### [Directions]
Reproduce the items below word for word, beginning with the line that contains "Find all labels, buttons, inputs, and" and continuing through the line that contains "svg-text:Mushroom: Mushroom bbox=[560, 705, 631, 722]", both included.

### [Recorded data]
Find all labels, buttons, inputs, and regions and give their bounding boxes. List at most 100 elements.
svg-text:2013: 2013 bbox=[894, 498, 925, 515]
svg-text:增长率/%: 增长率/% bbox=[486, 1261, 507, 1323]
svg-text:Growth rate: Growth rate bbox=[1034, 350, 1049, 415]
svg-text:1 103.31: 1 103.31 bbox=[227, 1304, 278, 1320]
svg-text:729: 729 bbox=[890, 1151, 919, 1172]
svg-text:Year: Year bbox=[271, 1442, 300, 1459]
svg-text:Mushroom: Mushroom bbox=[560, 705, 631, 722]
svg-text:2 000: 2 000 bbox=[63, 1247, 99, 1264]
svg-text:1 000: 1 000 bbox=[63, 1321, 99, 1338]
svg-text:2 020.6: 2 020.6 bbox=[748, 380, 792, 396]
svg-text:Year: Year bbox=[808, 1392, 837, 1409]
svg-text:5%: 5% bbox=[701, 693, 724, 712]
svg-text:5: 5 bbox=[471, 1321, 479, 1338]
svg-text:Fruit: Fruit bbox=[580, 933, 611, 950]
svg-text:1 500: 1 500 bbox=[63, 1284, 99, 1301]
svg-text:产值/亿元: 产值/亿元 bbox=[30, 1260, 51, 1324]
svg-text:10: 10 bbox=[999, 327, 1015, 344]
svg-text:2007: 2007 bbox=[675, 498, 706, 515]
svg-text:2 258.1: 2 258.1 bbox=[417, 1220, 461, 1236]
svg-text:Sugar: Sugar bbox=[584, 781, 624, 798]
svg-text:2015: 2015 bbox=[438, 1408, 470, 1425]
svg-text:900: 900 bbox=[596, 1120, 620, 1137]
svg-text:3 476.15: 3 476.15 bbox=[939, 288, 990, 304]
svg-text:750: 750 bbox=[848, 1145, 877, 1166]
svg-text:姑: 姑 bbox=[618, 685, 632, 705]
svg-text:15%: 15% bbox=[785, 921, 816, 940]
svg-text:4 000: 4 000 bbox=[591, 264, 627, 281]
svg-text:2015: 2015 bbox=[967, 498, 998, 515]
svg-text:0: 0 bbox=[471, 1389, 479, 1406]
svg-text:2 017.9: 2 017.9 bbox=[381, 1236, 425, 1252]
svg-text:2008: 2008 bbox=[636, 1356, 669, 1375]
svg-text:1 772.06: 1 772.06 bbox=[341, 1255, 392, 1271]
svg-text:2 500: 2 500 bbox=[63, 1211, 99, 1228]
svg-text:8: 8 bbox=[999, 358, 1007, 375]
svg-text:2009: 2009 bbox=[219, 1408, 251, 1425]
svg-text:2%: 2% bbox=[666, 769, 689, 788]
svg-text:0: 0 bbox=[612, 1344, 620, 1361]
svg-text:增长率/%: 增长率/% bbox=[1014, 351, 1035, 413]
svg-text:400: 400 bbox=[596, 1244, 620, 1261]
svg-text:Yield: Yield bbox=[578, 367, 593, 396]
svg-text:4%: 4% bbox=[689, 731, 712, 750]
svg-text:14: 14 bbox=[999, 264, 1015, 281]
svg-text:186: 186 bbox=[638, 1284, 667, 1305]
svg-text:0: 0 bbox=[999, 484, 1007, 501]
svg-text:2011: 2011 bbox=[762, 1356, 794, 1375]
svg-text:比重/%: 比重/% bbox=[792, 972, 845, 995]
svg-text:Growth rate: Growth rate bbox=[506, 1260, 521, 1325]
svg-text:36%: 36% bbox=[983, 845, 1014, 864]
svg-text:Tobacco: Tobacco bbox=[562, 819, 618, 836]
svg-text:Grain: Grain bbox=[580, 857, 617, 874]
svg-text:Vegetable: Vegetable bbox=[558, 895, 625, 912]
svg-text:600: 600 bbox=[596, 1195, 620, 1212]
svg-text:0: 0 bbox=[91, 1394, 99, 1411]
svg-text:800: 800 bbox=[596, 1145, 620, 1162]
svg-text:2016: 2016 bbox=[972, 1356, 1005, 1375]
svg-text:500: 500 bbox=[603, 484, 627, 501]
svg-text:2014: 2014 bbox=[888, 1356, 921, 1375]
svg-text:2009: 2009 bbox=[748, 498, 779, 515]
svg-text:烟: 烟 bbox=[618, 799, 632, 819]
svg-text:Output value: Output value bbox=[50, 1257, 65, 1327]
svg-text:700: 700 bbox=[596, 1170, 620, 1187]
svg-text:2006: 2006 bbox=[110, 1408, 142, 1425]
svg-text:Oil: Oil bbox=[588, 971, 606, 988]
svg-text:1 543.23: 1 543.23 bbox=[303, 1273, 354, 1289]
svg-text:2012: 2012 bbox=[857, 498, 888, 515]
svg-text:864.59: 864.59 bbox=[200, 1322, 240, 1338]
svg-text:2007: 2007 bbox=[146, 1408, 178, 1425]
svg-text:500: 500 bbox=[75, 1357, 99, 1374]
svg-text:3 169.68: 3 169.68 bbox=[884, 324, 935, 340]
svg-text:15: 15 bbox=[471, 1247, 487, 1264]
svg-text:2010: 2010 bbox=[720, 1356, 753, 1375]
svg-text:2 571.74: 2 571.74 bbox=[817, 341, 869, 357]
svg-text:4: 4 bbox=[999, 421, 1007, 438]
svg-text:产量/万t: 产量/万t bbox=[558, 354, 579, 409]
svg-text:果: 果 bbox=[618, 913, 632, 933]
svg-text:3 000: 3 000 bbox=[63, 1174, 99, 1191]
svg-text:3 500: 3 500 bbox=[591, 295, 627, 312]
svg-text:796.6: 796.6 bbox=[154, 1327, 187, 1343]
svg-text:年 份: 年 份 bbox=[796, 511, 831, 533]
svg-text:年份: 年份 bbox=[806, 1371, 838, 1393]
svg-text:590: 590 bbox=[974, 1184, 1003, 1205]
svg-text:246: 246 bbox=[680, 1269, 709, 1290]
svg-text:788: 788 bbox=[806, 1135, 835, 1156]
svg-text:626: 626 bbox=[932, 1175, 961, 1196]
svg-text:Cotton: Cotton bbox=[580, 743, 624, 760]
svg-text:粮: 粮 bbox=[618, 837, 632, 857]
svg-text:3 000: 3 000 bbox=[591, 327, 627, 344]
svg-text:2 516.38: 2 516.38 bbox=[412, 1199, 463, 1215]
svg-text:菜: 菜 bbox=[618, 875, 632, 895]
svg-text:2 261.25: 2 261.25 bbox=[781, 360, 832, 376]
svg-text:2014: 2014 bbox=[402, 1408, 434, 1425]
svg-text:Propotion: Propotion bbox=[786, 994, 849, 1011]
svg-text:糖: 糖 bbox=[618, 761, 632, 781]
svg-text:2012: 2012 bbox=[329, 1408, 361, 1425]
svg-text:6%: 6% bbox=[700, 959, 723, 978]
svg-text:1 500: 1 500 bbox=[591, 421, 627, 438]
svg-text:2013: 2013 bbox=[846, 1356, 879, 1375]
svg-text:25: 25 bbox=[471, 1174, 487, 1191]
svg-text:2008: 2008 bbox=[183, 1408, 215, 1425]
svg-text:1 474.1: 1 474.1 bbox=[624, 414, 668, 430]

==

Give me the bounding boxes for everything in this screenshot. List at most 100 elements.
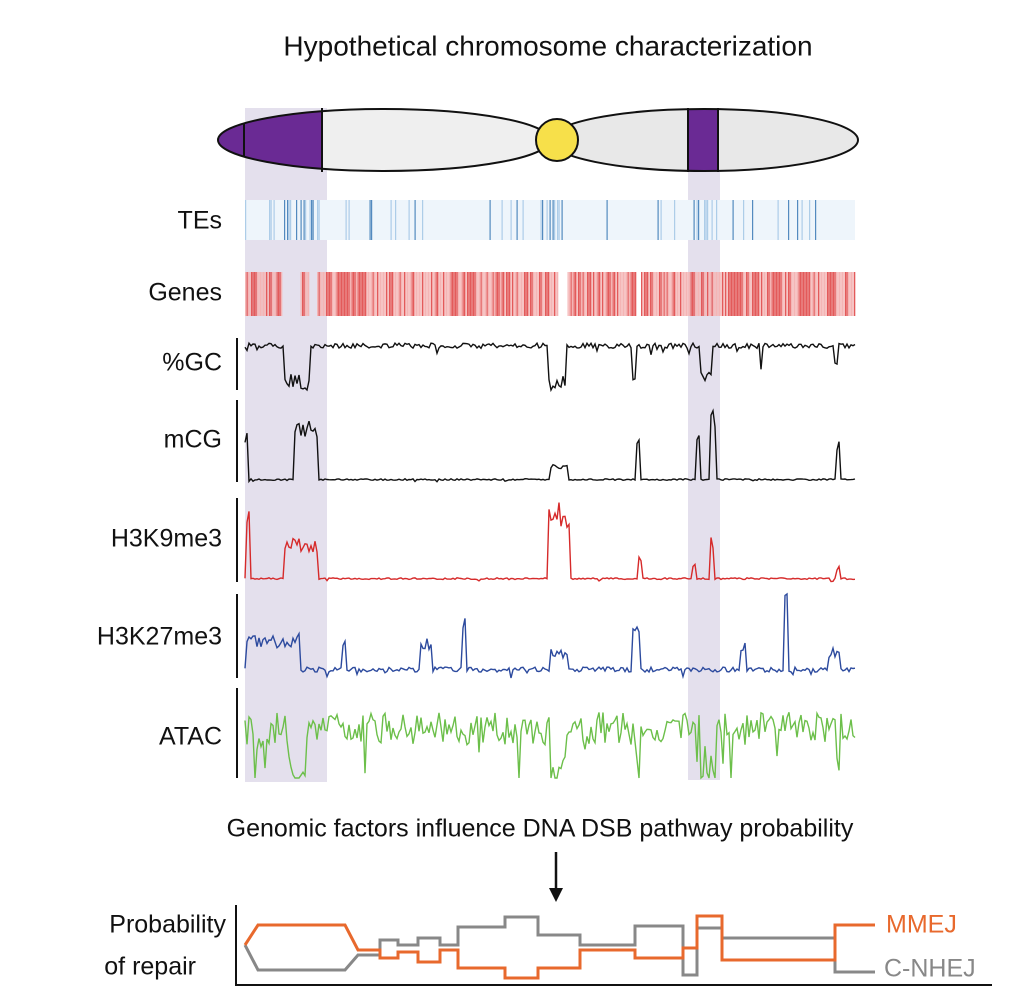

### [Answer below]
Find all labels, buttons, inputs, and regions and give their bounding boxes. List at most 100 elements.
svg-text:2013: 2013 bbox=[894, 498, 925, 515]
svg-text:增长率/%: 增长率/% bbox=[486, 1261, 507, 1323]
svg-text:Growth rate: Growth rate bbox=[1034, 350, 1049, 415]
svg-text:1 103.31: 1 103.31 bbox=[227, 1304, 278, 1320]
svg-text:729: 729 bbox=[890, 1151, 919, 1172]
svg-text:Year: Year bbox=[271, 1442, 300, 1459]
svg-text:Mushroom: Mushroom bbox=[560, 705, 631, 722]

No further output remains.